## TEXT BLOCK
┌──

Remediation Documentation
As you fix accessibility issues, capture the updated pages. The blockchain-anchored timestamps prove exactly when each fix was implemented. This is valuable if you need to demonstrate a good-faith remediation timeline.
Regular Audits
Schedule periodic captures — monthly or quarterly — to document ongoing compliance. Websites change with every update, and accessibility regressions are common. Regular captures catch issues early and demonstrate continuous attention to compliance.
Responding to an ADA Demand Letter
If you receive a demand letter alleging accessibility violations:
Step 1: Capture Your Website Immediately
Before making any changes, create forensic captures of the pages cited in the demand letter. This preserves the current state, whether it supports your defense or confirms issues that need remediation.
Step 2: Capture the Specific Claims
If the demand letter cites specific barriers (missing alt text on the home page, inaccessible checkout form), capture those exact pages and elements.
Step 3: Document Remediation
As you fix issues, capture the updated pages. Each capture creates a verified record with a hash and timestamp, building an auditable remediation timeline.

└──

Dataset entries
┌──

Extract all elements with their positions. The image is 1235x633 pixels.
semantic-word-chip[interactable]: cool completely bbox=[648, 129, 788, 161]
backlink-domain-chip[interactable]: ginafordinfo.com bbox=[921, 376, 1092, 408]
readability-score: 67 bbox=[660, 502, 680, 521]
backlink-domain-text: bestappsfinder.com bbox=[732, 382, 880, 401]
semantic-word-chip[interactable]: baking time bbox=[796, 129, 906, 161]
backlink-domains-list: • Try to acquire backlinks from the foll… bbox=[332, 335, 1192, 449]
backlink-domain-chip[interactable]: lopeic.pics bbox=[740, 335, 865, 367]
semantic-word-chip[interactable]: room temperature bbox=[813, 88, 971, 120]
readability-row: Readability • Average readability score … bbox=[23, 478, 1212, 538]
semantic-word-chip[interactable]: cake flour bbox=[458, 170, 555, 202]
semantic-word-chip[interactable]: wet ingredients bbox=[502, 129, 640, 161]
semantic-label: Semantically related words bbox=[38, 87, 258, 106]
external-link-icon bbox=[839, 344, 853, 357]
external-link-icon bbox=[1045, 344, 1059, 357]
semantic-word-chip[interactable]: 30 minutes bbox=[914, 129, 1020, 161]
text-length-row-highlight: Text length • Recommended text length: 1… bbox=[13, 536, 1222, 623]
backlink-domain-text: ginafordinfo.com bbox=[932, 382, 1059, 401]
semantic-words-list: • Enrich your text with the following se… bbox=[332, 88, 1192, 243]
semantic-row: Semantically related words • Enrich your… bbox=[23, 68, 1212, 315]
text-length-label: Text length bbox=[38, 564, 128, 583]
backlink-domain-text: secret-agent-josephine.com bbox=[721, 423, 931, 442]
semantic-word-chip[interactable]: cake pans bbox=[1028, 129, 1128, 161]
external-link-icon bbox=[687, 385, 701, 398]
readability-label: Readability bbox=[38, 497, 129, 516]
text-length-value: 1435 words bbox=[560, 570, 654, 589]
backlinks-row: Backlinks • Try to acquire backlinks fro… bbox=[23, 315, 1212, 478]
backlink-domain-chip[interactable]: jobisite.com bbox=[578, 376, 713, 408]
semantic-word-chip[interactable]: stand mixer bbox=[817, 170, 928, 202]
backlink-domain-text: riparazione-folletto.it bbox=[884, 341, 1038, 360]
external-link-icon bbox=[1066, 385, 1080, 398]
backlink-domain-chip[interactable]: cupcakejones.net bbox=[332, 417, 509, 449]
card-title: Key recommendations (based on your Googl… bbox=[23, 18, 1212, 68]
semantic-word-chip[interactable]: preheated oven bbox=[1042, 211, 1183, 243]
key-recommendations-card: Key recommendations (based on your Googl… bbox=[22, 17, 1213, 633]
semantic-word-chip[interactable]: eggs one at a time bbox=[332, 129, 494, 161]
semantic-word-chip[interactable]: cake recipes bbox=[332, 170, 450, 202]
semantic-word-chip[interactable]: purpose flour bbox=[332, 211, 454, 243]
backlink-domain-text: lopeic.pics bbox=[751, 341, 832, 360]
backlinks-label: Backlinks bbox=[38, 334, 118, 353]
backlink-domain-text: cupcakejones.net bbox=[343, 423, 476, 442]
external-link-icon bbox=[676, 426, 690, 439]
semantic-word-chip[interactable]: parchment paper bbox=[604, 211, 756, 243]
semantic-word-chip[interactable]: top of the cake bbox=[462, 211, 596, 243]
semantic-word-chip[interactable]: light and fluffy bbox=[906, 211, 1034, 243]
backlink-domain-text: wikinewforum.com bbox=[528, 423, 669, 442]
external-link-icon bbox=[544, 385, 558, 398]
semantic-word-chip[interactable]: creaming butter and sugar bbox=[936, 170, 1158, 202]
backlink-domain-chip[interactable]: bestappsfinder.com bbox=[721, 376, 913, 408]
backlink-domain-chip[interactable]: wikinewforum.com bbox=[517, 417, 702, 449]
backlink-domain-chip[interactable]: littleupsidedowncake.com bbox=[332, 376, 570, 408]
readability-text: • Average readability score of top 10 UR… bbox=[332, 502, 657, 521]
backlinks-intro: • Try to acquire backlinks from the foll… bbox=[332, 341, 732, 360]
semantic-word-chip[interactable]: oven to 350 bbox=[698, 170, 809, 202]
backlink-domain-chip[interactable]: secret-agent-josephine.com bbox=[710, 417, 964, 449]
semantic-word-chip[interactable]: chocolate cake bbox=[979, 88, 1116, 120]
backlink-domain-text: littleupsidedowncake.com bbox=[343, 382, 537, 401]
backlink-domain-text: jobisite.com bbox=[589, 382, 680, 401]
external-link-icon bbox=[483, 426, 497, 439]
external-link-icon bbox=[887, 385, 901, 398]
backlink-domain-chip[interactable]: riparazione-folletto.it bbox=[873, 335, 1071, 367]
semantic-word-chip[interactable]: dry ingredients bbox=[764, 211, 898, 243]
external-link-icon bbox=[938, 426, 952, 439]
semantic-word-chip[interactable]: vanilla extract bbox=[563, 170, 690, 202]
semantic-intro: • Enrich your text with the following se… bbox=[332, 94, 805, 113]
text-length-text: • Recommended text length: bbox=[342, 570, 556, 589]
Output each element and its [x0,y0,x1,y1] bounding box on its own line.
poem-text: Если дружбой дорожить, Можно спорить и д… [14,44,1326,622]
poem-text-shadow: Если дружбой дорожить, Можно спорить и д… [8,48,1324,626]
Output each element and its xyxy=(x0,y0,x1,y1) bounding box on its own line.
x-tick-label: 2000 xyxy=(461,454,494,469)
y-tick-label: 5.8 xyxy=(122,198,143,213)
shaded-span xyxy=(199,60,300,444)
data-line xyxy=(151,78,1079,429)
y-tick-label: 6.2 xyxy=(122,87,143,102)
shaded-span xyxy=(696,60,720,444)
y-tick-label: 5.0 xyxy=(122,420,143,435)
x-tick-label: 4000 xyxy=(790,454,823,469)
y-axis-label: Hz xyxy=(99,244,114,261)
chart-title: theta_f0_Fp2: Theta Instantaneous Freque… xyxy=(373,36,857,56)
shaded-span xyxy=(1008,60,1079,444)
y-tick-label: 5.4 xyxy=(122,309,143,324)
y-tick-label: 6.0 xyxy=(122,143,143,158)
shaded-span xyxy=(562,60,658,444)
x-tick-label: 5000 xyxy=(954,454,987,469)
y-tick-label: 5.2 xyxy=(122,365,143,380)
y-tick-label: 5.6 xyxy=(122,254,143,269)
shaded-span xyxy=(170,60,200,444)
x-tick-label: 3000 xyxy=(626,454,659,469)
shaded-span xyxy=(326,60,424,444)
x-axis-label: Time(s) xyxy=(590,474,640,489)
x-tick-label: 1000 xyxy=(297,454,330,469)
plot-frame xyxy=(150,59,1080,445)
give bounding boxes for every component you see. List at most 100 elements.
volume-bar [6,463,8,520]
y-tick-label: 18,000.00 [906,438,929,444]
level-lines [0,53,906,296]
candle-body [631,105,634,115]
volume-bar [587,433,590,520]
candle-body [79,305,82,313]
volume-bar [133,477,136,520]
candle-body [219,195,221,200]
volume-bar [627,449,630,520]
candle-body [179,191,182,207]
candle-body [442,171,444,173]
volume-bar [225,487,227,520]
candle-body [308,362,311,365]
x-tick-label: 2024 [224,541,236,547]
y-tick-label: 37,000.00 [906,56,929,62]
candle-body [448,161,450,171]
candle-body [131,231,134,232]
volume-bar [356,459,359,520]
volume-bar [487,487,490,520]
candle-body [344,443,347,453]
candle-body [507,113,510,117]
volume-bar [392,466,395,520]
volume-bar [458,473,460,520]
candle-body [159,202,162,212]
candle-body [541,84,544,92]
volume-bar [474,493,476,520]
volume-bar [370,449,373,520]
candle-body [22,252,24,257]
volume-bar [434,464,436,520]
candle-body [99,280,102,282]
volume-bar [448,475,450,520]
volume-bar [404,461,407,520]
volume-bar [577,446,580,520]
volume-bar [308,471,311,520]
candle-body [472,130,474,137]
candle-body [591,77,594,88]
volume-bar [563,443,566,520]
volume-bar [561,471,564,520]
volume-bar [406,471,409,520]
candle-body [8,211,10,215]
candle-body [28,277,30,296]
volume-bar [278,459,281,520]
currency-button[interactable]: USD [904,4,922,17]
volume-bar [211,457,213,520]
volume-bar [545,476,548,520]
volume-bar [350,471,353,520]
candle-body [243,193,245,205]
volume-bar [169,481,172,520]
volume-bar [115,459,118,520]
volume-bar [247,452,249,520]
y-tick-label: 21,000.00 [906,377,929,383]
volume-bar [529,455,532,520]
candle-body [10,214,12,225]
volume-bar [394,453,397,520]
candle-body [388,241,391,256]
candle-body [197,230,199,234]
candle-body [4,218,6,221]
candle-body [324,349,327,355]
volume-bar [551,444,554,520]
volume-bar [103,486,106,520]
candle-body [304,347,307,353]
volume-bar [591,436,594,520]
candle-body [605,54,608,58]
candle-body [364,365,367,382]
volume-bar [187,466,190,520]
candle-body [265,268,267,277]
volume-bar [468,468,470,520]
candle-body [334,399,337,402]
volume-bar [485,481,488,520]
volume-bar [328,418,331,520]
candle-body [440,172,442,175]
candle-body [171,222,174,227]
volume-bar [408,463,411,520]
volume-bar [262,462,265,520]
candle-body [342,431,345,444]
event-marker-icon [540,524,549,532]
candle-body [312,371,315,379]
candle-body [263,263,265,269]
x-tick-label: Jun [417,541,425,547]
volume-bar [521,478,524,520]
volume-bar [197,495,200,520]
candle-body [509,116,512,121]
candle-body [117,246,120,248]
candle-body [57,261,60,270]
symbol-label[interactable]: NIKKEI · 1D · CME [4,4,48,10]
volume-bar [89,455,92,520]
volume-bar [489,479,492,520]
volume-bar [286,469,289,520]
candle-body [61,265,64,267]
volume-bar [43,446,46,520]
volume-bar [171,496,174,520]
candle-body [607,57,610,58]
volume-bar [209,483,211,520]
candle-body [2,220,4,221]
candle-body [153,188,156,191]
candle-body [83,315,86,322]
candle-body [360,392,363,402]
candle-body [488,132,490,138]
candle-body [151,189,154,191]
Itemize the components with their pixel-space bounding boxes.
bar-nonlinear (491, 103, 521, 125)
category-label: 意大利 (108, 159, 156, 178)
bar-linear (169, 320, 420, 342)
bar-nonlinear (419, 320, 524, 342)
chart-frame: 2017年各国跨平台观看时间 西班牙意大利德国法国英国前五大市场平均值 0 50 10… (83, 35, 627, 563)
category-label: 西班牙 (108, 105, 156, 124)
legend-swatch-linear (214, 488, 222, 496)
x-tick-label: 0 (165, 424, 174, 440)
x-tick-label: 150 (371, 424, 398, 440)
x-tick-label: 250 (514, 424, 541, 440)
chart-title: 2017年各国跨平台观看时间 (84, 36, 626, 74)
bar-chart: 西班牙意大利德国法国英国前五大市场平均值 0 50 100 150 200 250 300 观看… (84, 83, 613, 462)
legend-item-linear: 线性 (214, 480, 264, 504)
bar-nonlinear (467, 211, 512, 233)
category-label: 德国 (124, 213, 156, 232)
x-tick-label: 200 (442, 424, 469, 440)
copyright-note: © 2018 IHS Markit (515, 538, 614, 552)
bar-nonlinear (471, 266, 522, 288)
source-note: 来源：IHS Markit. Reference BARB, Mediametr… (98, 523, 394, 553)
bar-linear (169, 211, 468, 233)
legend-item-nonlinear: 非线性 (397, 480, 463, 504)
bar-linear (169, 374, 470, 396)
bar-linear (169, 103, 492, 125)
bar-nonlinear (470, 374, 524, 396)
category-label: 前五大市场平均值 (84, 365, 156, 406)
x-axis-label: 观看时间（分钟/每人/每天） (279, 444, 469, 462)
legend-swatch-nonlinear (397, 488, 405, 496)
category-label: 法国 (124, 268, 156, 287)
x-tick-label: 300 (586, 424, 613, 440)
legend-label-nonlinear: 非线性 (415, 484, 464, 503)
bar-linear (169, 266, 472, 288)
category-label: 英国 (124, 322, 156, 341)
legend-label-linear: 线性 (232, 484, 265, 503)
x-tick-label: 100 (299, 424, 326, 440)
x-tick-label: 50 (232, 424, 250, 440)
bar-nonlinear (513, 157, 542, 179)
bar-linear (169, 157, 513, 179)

└──

## TO DO
a – Reproduce the accessibility compliance text word for word, from "Remediation Documentation" to "that need remediation.".
b – Continue the accessibility compliance text from its final sentence onward.

## YOUR RESPONSES
a –
Remediation Documentation
As you fix accessibility issues, capture the updated pages. The blockchain-anchored timestamps prove exactly when each fix was implemented. This is valuable if you need to demonstrate a good-faith remediation timeline.
Regular Audits
Schedule periodic captures — monthly or quarterly — to document ongoing compliance. Websites change with every update, and accessibility regressions are common. Regular captures catch issues early and demonstrate continuous attention to compliance.
Responding to an ADA Demand Letter
If you receive a demand letter alleging accessibility violations:
Step 1: Capture Your Website Immediately
Before making any changes, create forensic captures of the pages cited in the demand letter. This preserves the current state, whether it supports your defense or confirms issues that need remediation.

b –
Step 4: Capture Compliance Testing Results
If you run automated accessibility testing tools (axe, WAVE, Lighthouse), capture the results pages. These third-party reports, combined with your forensic page captures, create a comprehensive compliance package.
Using Forensic Captures in Legal Proceedings
Authentication
Forensic captures from TrueSnap include SHA-256 hash verification, blockchain timestamps, complete HAR network logs, and TLS certificate records. This means each capture can be independently verified as authentic and unaltered, meeting the evidence standards required in federal court.
Expert Testimony Support
Accessibility experts who testify in ADA cases can use forensic captures to demonstrate the exact state of a website. The DOM snapshot provides the technical detail they need, while the visual capture shows the user experience. Both are anchored to a verified timestamp.
Settlement Negotiations
Well-documented evidence of remediation efforts strengthens your negotiating position. If you can demonstrate that you identified and fixed accessibility issues in good faith, documented with forensic captures, you are in a stronger position than a defendant who cannot prove when or whether changes were made.
Proactive Protection
The strongest defense against accessibility lawsuits is not responding to them — it is preventing them through documented, ongoing compliance efforts.
Create a regular capture schedule for your most important pages. When your development team deploys updates, capture the affected pages to verify that accessibility was maintained. Build a library of timestamped evidence showing your organization's commitment to accessibility.
This forensic documentation trail protects you in two ways: it catches accessibility regressions before they become legal issues, and it provides irrefutable evidence of your compliance efforts if a claim does arise.